Copy every line that mentions the word "thumbs".

> [Recorded data]:
* start *
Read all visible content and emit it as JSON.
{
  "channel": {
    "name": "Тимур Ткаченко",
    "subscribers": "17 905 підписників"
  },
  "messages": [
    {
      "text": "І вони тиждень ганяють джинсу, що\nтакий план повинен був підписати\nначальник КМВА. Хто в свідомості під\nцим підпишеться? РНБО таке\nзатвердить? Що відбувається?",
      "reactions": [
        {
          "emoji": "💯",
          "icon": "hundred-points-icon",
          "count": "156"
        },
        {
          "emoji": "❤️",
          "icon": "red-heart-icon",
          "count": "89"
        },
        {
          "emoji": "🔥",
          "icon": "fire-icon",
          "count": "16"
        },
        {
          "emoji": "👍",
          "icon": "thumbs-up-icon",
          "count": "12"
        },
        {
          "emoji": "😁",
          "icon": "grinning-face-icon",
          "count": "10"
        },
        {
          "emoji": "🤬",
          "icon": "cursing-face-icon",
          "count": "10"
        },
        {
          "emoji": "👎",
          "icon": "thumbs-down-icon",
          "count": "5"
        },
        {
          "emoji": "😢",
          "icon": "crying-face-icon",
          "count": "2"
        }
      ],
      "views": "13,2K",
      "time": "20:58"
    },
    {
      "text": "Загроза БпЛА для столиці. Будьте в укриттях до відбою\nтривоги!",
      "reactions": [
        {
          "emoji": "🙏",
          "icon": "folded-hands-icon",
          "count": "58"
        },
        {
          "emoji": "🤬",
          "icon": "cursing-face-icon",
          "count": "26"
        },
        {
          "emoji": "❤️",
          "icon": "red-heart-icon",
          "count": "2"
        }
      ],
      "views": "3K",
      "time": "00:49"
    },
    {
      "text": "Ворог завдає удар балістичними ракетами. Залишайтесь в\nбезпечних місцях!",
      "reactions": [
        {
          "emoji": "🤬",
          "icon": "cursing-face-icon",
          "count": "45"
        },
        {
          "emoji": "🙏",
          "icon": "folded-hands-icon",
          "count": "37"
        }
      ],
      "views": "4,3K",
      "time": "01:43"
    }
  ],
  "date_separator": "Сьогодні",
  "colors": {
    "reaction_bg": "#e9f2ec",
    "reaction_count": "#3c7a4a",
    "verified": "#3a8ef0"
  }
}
* end *
* start *
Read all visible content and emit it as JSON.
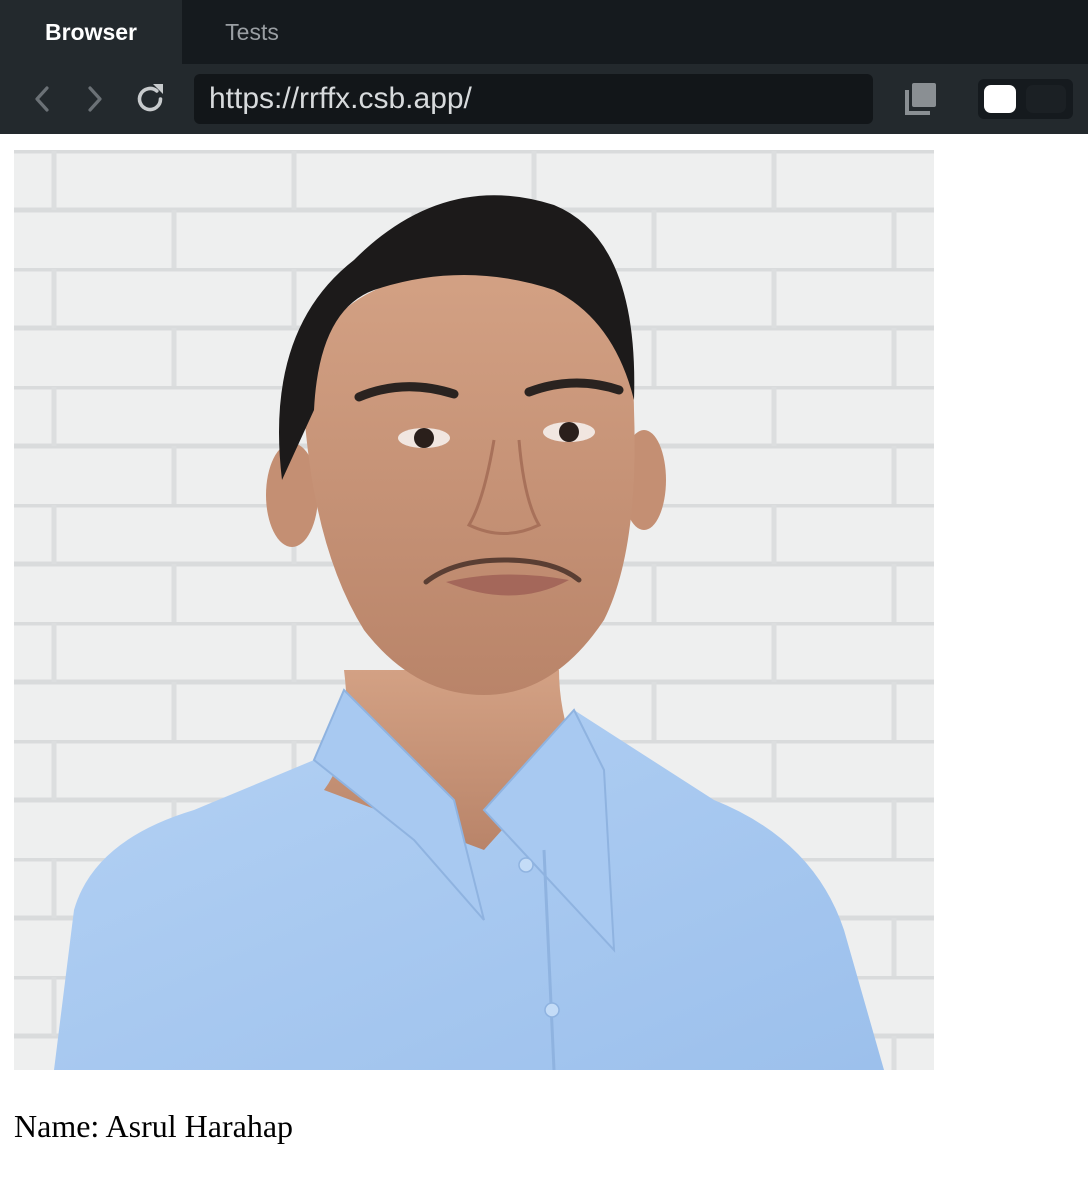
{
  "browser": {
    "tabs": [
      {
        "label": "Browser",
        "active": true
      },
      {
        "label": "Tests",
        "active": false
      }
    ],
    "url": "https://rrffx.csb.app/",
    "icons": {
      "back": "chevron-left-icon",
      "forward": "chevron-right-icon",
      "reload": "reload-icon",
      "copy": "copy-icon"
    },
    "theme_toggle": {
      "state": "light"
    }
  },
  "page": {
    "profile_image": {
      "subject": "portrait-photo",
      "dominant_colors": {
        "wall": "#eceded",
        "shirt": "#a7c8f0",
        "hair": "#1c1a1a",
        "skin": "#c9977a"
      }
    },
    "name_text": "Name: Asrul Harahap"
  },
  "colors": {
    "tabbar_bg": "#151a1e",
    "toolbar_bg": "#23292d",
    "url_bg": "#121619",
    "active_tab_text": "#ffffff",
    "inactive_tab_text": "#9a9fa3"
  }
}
* end *
* start *
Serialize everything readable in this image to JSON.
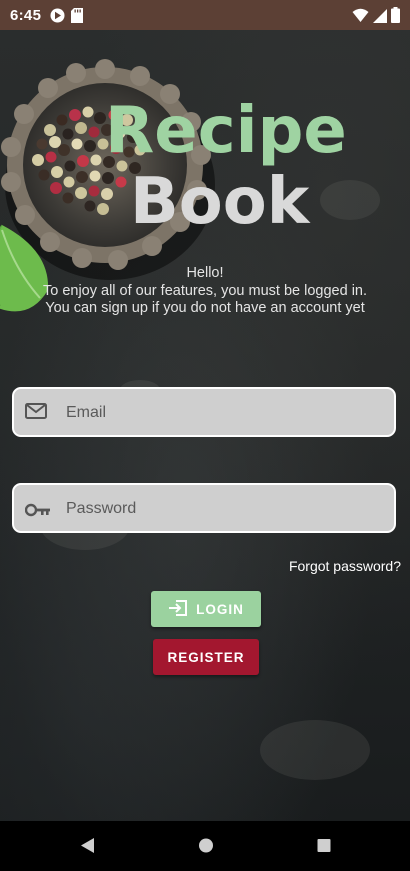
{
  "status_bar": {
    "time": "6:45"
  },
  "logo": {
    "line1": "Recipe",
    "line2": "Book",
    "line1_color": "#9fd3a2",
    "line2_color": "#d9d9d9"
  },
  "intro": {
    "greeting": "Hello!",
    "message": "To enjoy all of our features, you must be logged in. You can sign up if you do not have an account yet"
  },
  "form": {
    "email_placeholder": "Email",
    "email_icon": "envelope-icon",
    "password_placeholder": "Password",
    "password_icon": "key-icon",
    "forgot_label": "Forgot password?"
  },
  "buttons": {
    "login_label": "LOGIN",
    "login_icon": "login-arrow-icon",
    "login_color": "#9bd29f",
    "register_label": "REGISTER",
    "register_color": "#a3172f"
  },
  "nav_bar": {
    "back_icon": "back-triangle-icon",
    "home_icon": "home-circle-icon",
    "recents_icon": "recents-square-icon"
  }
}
* end *
> [The output]:
          "icon": "thumbs-up-icon",
          "icon": "thumbs-down-icon",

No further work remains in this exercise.